[Extracted data entries]
━━━
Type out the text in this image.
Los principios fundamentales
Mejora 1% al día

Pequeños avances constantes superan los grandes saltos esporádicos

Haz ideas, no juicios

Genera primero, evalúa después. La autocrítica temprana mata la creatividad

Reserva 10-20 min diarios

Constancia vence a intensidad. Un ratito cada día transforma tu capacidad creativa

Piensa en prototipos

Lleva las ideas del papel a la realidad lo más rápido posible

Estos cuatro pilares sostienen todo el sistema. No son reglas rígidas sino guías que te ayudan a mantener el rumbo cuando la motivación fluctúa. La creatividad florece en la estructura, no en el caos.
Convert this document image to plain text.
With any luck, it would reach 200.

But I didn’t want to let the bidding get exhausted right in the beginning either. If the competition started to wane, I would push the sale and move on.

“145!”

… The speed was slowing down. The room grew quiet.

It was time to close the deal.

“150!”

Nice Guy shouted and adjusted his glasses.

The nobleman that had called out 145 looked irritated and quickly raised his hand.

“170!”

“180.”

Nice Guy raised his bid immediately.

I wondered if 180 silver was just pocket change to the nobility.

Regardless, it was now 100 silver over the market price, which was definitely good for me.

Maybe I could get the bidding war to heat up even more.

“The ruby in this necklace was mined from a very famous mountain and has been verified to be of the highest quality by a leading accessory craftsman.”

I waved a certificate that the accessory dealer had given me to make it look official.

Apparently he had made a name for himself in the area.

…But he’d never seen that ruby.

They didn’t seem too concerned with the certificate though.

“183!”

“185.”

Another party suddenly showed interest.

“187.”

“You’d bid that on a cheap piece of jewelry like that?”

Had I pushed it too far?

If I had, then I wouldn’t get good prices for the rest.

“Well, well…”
━━━
### TASK GOAL
Give back exactly the lines from the line holding "Convert this document image to plain text." through the last line of the listing, including both.

### OUTPUT BELOW
Convert this document image to plain text.
With any luck, it would reach 200.

But I didn’t want to let the bidding get exhausted right in the beginning either. If the competition started to wane, I would push the sale and move on.

“145!”

… The speed was slowing down. The room grew quiet.

It was time to close the deal.

“150!”

Nice Guy shouted and adjusted his glasses.

The nobleman that had called out 145 looked irritated and quickly raised his hand.

“170!”

“180.”

Nice Guy raised his bid immediately.

I wondered if 180 silver was just pocket change to the nobility.

Regardless, it was now 100 silver over the market price, which was definitely good for me.

Maybe I could get the bidding war to heat up even more.

“The ruby in this necklace was mined from a very famous mountain and has been verified to be of the highest quality by a leading accessory craftsman.”

I waved a certificate that the accessory dealer had given me to make it look official.

Apparently he had made a name for himself in the area.

…But he’d never seen that ruby.

They didn’t seem too concerned with the certificate though.

“183!”

“185.”

Another party suddenly showed interest.

“187.”

“You’d bid that on a cheap piece of jewelry like that?”

Had I pushed it too far?

If I had, then I wouldn’t get good prices for the rest.

“Well, well…”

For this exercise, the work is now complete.